• Short exercise:
List each line of the data that holds the string "caption", please.

------------------------------

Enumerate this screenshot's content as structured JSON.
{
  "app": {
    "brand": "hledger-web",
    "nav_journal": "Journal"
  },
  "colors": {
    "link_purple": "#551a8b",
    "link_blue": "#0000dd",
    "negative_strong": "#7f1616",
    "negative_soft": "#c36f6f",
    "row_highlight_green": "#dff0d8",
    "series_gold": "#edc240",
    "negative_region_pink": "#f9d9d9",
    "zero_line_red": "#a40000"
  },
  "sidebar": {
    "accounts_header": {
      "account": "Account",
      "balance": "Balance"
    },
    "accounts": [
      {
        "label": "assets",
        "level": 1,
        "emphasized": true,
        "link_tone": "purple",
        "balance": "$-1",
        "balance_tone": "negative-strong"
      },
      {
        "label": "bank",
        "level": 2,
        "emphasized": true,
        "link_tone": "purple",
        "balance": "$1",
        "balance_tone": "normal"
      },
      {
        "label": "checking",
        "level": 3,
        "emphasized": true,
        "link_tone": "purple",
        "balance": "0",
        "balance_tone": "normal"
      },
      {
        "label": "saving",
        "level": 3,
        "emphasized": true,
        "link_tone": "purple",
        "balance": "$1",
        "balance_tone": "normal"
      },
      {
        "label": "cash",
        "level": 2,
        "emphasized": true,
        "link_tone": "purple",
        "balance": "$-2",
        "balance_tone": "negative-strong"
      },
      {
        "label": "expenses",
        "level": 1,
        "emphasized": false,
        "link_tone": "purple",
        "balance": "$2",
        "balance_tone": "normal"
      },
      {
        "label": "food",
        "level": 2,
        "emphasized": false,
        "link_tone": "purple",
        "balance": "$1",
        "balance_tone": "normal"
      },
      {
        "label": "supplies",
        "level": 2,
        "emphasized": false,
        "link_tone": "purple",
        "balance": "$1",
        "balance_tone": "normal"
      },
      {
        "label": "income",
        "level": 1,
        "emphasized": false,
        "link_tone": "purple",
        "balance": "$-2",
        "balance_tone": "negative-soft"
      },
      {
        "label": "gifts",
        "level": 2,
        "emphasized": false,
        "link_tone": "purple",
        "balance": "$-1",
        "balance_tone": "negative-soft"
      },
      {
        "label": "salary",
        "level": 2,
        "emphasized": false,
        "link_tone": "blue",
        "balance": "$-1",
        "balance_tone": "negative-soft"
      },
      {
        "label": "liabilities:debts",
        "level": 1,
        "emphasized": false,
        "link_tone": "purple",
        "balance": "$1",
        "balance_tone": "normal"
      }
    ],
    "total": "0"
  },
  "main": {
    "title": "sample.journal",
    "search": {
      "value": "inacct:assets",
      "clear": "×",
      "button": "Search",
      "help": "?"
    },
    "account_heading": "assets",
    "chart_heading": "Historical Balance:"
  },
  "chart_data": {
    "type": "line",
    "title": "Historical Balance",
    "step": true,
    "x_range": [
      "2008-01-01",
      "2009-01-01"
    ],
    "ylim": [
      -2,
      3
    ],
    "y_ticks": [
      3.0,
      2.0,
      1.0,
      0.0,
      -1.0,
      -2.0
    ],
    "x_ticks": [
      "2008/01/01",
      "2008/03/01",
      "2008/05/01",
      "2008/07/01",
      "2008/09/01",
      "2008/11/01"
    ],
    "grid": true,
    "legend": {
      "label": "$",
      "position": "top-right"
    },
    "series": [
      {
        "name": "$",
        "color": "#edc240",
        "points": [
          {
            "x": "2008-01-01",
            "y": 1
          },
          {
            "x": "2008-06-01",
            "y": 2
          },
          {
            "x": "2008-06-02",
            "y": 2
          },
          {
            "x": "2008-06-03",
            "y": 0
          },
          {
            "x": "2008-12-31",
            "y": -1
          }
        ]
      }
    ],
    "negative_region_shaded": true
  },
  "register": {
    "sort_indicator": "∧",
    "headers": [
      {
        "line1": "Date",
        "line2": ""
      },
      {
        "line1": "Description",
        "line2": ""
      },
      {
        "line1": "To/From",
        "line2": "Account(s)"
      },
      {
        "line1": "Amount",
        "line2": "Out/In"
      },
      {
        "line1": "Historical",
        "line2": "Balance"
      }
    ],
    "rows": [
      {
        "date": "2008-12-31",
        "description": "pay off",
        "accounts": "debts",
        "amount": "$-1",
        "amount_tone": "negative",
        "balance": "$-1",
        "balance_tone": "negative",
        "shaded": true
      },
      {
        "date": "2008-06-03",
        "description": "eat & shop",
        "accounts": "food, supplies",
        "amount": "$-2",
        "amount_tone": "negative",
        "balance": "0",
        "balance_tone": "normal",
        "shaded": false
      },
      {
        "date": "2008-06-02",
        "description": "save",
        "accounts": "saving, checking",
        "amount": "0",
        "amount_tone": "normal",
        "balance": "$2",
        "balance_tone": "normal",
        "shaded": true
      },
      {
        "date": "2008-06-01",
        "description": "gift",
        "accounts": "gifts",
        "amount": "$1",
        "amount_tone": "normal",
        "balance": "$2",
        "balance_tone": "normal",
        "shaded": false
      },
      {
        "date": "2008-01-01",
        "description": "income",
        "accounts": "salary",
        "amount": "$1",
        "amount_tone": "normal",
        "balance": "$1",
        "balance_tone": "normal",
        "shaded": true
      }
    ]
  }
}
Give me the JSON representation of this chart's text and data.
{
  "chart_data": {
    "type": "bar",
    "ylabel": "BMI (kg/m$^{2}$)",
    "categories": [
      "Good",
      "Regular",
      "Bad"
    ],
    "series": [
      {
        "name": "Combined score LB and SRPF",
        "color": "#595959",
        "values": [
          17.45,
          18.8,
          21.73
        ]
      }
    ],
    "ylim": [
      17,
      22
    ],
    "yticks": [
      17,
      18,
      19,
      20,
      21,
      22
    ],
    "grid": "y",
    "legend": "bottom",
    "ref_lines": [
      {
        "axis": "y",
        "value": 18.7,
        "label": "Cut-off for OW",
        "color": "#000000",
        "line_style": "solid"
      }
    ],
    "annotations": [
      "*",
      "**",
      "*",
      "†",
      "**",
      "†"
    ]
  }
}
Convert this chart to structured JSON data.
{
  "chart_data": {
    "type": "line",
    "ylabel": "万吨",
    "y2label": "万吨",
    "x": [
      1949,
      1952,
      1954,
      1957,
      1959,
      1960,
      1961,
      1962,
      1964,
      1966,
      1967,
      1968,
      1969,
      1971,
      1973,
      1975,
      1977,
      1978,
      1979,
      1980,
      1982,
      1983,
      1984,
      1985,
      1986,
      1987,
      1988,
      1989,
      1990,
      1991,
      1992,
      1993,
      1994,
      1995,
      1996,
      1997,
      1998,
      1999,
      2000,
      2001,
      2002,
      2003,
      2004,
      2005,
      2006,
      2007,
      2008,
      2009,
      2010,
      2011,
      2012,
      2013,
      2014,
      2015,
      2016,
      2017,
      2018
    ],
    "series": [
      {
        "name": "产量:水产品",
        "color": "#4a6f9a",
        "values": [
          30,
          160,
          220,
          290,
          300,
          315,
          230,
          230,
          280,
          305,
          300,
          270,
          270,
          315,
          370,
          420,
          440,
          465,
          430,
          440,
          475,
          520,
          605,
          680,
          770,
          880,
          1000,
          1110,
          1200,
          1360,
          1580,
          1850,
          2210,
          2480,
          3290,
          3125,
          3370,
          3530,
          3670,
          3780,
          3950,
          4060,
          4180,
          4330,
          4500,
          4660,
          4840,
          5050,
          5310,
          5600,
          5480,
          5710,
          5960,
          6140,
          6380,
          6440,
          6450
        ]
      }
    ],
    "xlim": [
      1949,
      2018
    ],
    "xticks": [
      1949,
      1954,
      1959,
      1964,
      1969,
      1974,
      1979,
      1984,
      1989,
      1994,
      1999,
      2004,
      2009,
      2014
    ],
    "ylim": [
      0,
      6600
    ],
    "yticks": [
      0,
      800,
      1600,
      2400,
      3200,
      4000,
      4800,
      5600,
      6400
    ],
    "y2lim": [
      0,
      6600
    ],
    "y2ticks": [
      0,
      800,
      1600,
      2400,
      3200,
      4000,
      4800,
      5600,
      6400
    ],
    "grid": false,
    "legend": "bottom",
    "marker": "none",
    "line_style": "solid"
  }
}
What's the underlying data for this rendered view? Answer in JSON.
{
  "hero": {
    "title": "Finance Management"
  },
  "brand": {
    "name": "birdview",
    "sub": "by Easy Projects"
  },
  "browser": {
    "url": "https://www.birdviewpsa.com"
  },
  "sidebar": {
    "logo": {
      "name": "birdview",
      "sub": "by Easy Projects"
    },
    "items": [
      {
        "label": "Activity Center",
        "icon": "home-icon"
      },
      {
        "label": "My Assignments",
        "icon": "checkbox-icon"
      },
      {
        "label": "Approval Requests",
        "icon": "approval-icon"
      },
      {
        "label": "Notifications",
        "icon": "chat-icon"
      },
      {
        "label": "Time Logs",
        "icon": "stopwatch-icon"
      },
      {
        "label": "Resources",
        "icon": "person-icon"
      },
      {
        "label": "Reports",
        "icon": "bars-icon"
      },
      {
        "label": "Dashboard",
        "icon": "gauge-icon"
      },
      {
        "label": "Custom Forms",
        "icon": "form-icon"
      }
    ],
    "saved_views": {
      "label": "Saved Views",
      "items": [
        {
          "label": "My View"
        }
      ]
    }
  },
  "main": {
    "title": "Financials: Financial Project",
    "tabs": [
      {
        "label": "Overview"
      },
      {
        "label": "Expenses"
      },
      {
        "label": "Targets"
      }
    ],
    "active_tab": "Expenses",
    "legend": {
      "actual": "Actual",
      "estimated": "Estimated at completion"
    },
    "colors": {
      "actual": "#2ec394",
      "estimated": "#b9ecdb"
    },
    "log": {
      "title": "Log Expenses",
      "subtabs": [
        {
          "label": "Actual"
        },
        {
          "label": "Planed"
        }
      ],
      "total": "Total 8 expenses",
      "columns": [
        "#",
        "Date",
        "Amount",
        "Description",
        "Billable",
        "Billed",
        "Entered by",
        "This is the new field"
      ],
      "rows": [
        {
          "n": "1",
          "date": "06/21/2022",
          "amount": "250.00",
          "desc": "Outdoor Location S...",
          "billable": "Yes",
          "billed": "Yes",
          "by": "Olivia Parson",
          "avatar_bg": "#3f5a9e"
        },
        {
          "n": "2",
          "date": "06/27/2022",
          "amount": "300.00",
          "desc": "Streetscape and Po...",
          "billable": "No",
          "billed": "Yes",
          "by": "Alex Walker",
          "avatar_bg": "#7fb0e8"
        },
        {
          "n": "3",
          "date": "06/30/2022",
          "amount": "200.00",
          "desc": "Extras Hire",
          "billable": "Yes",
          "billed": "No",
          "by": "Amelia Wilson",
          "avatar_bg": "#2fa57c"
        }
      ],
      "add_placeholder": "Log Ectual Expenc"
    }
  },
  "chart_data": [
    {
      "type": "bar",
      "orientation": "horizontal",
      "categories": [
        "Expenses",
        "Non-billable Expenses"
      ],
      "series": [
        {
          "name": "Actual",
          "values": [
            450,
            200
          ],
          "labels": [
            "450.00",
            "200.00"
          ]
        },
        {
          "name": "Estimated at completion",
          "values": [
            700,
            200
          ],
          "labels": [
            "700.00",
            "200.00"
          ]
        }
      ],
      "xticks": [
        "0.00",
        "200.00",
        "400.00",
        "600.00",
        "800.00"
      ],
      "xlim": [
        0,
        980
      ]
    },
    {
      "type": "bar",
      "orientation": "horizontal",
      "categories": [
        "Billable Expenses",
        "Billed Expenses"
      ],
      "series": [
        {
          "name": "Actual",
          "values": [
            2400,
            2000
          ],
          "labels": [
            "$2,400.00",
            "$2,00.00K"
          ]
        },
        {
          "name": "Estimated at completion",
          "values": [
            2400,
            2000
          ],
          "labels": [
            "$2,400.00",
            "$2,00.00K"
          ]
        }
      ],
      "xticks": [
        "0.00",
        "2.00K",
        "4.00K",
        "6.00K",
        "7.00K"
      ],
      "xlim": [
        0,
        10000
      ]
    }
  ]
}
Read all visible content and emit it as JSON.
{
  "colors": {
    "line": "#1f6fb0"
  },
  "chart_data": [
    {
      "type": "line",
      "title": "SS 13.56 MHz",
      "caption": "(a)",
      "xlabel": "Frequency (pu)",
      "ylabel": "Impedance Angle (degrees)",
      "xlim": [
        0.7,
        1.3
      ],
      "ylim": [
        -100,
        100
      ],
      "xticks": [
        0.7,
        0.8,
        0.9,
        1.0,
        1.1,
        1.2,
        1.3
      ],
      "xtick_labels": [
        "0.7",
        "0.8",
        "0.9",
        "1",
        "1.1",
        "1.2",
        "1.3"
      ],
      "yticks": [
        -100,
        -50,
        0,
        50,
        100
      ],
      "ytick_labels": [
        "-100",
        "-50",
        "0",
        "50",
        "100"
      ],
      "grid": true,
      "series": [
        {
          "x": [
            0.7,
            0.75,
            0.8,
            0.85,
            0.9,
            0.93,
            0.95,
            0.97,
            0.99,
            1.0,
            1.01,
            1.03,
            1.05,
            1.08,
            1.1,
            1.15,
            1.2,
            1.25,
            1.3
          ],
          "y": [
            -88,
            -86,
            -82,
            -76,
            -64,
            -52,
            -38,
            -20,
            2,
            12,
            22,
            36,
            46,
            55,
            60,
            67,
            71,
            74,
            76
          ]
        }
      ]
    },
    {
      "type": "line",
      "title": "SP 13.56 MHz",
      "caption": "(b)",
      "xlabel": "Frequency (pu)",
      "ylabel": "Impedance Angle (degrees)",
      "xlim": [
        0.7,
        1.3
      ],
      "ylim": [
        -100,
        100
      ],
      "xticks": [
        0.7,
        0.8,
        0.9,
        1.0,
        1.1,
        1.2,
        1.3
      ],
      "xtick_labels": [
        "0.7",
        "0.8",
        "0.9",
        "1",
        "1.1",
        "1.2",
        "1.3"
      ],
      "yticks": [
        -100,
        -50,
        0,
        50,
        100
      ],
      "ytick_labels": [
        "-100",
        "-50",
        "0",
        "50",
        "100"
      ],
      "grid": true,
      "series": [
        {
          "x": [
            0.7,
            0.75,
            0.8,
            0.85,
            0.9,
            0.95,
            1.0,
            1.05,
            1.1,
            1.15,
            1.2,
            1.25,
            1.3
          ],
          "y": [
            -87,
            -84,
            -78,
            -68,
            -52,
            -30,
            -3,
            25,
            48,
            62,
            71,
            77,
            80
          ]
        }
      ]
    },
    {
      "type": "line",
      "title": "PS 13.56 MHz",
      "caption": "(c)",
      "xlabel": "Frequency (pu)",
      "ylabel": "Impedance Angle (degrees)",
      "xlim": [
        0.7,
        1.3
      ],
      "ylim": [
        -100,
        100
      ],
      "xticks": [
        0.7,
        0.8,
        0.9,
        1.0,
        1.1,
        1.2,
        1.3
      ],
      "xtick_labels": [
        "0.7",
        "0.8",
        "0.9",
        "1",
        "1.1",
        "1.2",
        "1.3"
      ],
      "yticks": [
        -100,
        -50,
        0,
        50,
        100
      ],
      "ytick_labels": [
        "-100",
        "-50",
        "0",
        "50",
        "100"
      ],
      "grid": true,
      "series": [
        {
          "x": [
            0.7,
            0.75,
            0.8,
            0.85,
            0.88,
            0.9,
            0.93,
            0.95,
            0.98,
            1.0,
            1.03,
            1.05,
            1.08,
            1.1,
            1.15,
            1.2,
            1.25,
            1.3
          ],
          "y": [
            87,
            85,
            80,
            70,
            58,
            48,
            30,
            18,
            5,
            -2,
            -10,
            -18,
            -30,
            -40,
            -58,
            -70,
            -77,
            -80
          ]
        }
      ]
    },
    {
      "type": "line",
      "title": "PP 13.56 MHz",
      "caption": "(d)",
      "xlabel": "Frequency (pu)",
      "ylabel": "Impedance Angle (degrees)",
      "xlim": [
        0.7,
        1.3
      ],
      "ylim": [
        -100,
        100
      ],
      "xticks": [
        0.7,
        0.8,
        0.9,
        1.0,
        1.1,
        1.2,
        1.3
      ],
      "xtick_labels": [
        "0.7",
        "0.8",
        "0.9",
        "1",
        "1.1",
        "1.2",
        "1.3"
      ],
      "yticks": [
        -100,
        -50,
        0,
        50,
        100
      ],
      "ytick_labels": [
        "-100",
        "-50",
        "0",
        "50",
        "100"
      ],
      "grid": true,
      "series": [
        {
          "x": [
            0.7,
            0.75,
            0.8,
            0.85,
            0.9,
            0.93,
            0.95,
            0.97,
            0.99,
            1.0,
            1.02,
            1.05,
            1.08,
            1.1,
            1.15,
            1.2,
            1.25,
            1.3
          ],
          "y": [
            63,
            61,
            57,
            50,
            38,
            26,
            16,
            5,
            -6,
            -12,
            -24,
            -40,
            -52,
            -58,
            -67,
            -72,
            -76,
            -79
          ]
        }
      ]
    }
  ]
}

------------------------------

• Exercise result:
      "caption": "(a)",
      "caption": "(b)",
      "caption": "(c)",
      "caption": "(d)",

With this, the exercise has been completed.